Task instructions:
Search the data below for "name"; list each line that holds it.

The data:
******************************

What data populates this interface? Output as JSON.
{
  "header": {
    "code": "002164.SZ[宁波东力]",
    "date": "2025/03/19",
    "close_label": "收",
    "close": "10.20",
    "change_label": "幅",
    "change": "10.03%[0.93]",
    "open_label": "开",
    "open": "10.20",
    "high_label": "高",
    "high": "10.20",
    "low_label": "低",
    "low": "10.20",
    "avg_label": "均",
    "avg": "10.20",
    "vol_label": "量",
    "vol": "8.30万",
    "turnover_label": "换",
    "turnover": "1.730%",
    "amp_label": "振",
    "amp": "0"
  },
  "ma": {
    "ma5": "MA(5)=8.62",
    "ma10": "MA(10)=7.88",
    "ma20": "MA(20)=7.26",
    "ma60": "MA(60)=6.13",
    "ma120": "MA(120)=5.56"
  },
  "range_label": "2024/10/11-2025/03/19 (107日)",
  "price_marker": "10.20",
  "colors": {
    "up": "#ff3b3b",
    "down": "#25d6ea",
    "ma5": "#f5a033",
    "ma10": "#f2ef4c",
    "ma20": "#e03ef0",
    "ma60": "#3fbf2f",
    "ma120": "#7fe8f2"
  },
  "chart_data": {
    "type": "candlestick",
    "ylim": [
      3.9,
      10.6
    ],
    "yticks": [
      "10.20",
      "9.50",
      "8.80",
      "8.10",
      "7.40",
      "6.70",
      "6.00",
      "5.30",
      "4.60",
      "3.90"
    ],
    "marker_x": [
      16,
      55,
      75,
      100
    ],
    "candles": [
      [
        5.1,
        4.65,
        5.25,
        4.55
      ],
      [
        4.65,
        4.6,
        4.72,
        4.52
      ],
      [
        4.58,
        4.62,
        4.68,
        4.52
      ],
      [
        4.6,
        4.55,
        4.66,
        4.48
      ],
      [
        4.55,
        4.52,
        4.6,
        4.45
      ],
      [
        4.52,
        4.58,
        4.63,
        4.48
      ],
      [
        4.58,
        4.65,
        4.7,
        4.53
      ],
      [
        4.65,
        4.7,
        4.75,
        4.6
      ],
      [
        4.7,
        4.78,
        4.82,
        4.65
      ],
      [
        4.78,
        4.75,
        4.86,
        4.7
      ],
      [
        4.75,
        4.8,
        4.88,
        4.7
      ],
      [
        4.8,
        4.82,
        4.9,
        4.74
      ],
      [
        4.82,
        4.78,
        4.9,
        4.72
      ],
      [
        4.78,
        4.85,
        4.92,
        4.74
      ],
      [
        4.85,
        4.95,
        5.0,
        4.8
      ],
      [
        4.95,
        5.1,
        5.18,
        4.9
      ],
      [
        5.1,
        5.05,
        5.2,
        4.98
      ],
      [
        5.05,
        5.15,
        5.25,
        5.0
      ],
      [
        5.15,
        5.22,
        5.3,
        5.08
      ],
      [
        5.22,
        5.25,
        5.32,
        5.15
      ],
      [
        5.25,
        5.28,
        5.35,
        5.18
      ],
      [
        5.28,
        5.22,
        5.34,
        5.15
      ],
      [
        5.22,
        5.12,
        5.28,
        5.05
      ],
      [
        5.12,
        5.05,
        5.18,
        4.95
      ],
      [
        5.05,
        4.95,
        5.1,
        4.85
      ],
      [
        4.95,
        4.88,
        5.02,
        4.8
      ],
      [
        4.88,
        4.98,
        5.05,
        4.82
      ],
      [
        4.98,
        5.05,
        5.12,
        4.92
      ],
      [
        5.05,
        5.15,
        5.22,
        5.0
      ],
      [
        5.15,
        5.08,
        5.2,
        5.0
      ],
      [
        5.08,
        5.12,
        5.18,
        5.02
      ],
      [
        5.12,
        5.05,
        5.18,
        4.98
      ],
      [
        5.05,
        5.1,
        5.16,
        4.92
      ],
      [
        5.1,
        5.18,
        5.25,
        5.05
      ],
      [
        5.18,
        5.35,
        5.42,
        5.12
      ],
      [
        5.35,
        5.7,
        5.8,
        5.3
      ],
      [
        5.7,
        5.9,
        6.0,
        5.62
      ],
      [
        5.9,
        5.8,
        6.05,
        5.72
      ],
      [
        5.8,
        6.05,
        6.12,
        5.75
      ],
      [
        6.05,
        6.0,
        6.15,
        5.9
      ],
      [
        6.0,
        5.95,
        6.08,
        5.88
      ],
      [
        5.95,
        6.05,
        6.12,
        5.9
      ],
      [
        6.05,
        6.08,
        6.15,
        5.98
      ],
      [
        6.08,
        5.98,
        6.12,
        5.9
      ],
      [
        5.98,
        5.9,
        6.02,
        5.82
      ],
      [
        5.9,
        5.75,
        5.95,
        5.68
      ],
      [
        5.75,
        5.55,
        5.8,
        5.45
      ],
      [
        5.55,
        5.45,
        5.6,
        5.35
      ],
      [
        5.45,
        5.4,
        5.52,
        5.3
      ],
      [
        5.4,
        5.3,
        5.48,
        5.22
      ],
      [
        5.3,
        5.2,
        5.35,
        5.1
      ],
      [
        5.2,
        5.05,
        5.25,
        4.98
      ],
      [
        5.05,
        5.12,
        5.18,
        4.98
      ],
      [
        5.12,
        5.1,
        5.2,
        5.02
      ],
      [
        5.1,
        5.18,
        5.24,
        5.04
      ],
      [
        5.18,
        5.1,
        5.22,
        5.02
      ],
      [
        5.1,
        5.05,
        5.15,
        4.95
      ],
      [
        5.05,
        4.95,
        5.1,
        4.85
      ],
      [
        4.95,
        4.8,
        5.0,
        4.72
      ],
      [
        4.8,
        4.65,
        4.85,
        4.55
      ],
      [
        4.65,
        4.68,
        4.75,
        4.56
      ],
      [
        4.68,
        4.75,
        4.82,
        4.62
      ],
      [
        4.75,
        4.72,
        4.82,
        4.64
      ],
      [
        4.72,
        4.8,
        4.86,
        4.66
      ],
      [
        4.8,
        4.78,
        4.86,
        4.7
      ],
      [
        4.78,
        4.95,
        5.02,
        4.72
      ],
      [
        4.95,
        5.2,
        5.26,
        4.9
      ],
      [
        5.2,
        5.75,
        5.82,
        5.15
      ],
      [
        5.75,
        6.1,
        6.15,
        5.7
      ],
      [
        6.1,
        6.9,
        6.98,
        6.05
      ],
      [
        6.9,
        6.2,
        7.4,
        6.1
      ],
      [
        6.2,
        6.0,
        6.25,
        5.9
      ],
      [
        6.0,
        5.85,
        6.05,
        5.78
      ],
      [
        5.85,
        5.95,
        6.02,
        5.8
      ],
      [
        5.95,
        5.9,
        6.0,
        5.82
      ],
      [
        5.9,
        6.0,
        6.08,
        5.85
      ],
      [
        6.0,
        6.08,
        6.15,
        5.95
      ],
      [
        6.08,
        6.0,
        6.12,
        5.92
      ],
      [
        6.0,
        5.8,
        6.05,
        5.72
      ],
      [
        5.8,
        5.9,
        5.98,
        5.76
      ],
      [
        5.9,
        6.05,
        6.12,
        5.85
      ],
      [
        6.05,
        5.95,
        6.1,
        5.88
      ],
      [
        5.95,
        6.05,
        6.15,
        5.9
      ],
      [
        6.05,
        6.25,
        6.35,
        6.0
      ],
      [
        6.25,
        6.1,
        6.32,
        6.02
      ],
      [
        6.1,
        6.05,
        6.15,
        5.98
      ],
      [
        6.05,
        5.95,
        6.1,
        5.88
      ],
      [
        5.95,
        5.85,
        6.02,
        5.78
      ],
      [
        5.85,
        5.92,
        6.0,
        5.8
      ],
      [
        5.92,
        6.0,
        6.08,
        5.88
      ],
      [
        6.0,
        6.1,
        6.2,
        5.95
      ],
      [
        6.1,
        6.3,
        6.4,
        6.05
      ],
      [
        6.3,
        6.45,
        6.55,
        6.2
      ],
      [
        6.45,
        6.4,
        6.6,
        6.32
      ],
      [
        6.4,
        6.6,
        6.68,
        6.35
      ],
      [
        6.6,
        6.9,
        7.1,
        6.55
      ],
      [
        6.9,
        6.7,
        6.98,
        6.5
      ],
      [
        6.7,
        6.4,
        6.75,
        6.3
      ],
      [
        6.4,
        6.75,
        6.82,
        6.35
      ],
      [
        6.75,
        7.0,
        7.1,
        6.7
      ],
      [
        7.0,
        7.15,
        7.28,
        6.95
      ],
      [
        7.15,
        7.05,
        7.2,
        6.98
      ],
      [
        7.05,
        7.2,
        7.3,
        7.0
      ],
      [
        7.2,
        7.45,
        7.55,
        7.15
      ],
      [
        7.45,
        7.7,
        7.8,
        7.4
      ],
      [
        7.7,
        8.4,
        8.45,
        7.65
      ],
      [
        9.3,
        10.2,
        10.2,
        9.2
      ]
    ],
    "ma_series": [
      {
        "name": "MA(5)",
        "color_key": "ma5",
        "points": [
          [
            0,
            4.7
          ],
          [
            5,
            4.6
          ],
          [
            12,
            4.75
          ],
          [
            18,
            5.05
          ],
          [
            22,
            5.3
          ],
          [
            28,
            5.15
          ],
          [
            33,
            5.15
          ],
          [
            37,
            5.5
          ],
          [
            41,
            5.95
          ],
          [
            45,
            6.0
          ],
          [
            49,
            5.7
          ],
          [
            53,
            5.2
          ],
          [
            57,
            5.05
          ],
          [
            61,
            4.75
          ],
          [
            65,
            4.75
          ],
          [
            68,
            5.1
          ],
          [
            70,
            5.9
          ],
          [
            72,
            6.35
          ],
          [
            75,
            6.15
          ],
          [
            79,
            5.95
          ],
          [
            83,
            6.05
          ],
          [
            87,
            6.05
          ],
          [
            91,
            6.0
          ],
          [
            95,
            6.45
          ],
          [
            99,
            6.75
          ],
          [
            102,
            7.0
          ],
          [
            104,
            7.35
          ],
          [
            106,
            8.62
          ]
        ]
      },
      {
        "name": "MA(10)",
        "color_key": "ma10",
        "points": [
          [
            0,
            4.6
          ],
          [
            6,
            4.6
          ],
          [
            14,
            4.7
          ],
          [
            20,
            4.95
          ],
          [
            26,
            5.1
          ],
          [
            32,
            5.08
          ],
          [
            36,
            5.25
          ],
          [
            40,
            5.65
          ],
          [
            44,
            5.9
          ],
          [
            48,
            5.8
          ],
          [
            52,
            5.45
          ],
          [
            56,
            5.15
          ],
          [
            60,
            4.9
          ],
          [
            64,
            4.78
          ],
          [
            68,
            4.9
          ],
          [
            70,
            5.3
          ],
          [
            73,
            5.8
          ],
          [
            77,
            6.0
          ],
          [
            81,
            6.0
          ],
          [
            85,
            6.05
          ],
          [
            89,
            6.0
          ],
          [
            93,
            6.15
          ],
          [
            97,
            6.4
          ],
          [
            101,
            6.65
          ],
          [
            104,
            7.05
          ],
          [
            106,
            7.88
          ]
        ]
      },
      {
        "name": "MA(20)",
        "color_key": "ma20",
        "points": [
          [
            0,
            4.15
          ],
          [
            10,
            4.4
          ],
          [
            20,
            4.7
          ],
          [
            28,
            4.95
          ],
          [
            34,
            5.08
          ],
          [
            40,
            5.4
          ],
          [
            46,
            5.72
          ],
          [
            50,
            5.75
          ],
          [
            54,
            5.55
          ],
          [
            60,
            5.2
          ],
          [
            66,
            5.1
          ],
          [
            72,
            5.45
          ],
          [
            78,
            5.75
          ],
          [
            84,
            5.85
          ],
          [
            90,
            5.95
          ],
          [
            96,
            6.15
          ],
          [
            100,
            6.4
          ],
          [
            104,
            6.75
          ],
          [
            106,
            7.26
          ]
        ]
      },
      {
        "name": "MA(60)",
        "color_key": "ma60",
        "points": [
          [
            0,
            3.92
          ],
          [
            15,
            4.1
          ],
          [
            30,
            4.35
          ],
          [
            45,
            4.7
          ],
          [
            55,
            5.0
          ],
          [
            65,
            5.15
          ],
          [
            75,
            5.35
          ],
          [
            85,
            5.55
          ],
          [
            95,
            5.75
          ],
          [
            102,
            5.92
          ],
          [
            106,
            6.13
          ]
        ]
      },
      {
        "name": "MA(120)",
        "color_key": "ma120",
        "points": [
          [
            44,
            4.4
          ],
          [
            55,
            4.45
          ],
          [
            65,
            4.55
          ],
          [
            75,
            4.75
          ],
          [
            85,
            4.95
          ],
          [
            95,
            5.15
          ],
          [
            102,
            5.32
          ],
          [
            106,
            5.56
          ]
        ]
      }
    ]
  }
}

******************************

Finished answer:
        "name": "MA(5)",
        "name": "MA(10)",
        "name": "MA(20)",
        "name": "MA(60)",
        "name": "MA(120)",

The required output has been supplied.